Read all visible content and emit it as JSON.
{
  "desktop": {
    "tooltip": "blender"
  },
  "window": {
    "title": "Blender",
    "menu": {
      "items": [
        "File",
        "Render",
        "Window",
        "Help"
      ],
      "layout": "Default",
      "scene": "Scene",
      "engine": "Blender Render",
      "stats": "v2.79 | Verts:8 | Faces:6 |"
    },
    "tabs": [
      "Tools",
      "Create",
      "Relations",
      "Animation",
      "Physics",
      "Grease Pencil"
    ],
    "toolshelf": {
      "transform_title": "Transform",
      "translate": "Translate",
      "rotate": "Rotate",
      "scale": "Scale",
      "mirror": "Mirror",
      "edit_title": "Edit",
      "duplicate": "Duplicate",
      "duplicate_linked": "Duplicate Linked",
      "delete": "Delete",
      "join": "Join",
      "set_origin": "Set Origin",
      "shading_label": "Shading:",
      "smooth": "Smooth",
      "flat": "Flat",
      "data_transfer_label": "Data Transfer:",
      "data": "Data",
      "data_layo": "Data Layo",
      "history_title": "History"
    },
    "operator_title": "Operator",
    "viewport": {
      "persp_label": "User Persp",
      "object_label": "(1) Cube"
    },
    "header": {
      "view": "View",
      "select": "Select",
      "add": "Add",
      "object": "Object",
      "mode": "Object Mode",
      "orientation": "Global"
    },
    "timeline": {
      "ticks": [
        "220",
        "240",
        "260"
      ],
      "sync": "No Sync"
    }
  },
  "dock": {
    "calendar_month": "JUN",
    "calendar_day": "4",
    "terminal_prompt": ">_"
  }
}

◆ **PROBLEM STATEMENT**
Give an exact copy of all the data shown above.

◆ **REPLY TO THE TASK**
Read all visible content and emit it as JSON.
{
  "desktop": {
    "tooltip": "blender"
  },
  "window": {
    "title": "Blender",
    "menu": {
      "items": [
        "File",
        "Render",
        "Window",
        "Help"
      ],
      "layout": "Default",
      "scene": "Scene",
      "engine": "Blender Render",
      "stats": "v2.79 | Verts:8 | Faces:6 |"
    },
    "tabs": [
      "Tools",
      "Create",
      "Relations",
      "Animation",
      "Physics",
      "Grease Pencil"
    ],
    "toolshelf": {
      "transform_title": "Transform",
      "translate": "Translate",
      "rotate": "Rotate",
      "scale": "Scale",
      "mirror": "Mirror",
      "edit_title": "Edit",
      "duplicate": "Duplicate",
      "duplicate_linked": "Duplicate Linked",
      "delete": "Delete",
      "join": "Join",
      "set_origin": "Set Origin",
      "shading_label": "Shading:",
      "smooth": "Smooth",
      "flat": "Flat",
      "data_transfer_label": "Data Transfer:",
      "data": "Data",
      "data_layo": "Data Layo",
      "history_title": "History"
    },
    "operator_title": "Operator",
    "viewport": {
      "persp_label": "User Persp",
      "object_label": "(1) Cube"
    },
    "header": {
      "view": "View",
      "select": "Select",
      "add": "Add",
      "object": "Object",
      "mode": "Object Mode",
      "orientation": "Global"
    },
    "timeline": {
      "ticks": [
        "220",
        "240",
        "260"
      ],
      "sync": "No Sync"
    }
  },
  "dock": {
    "calendar_month": "JUN",
    "calendar_day": "4",
    "terminal_prompt": ">_"
  }
}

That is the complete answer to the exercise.